----- PROVIDED ENTRIES

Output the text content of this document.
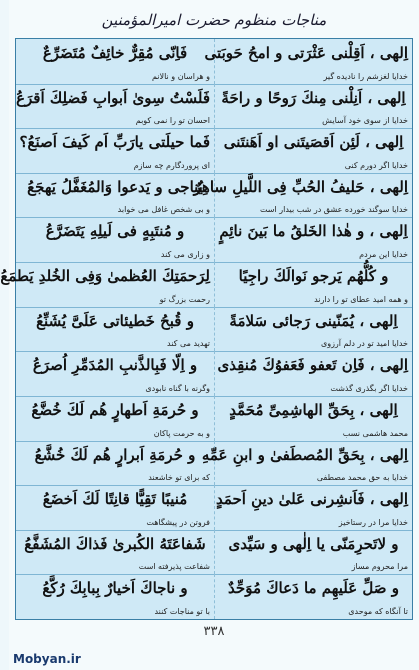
مناجات منظوم حضرت امیرالمؤمنین
اِلهى ، اَقِلْنى عَثْرَتى و امحُ حَوبَتى
خدایا لغزشم را نادیده گیر
فَاِنّى مُقِرٌّ خائِفٌ مُتَضَرِّعٌ
و هراسان و نالانم
اِلهى ، اَنِلْنى مِنكَ رَوحًا و راحَةً
خدایا از سوى خود آسایش
فَلَسْتُ سِوىٰ اَبوابِ فَضلِكَ اَقرَعُ
احسان تو را نمى کوبم
اِلهى ، لَئِن اَقصَيتَنى او اَهَنتَنى
خدایا اگر دورم کنى
فَما حيلَتى يارَبِّ اَم كَيفَ اَصنَعُ؟
اى پروردگارم چه سازم
اِلهى ، حَليفُ الحُبِّ فِى اللَّيلِ ساهِرٌ
خدایا سوگند خورده عشق در شب بیدار است
يُناجى و يَدعوا وَالمُغَفَّلُ يَهجَعُ
و بى شخص غافل مى خوابد
اِلهى ، و هٰذا الخَلقُ ما بَينَ نائِمٍ
خدایا این مردم
و مُنتَبِهٍ فى لَيلِهِ يَتَضَرَّعُ
و زارى مى کند
و كُلُّهُم يَرجو نَوالَكَ راجِيًا
و همه امید عطاى تو را دارند
لِرَحمَتِكَ العُظمىٰ وَفِى الخُلدِ يَطمَعُ
رحمت بزرگ تو
اِلهى ، يُمَنّينى رَجائى سَلامَةً
خدایا امید تو در دلم آرزوى
و قُبحُ خَطيئاتى عَلَىَّ يُشَنِّعُ
تهدید مى کند
اِلهى ، فَاِن تَعفو فَعَفوُكَ مُنقِذى
خدایا اگر بگذرى گذشت
و اِلّا فَبِالذَّنبِ المُدَمِّرِ اُصرَعُ
وگرنه با گناه نابودى
اِلهى ، بِحَقِّ الهاشِمِىِّ مُحَمَّدٍ
محمد هاشمى نسب
و حُرمَةِ اَطهارٍ هُم لَكَ خُضَّعُ
و به حرمت پاکان
اِلهى ، بِحَقِّ المُصطَفىٰ و ابنِ عَمِّهِ
خدایا به حق محمد مصطفى
و حُرمَةِ اَبرارٍ هُم لَكَ خُشَّعُ
که براى تو خاشعند
اِلهى ، فَاَنشِرنى عَلىٰ دينِ اَحمَدٍ
خدایا مرا در رستاخیز
مُنيبًا تَقِيًّا قانِتًا لَكَ اَخضَعُ
فروتن در پیشگاهت
و لاتَحرِمَنّى يا اِلٰهى و سَيِّدى
مرا محروم مساز
شَفاعَتَهُ الكُبرىٰ فَذاكَ المُشَفَّعُ
شفاعت پذیرفته است
و صَلِّ عَلَيهِم ما دَعاكَ مُوَحِّدٌ
تا آنگاه که موحدى
و ناجاكَ اَخيارٌ بِبابِكَ رُكَّعُ
با تو مناجات کنند
۳۳۸
Mobyan.ir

----------

TASK DIRECTIONS: Pull out every line of the records above that contains the word "امید".

EXERCISE OUTPUT:
و همه امید عطاى تو را دارند
خدایا امید تو در دلم آرزوى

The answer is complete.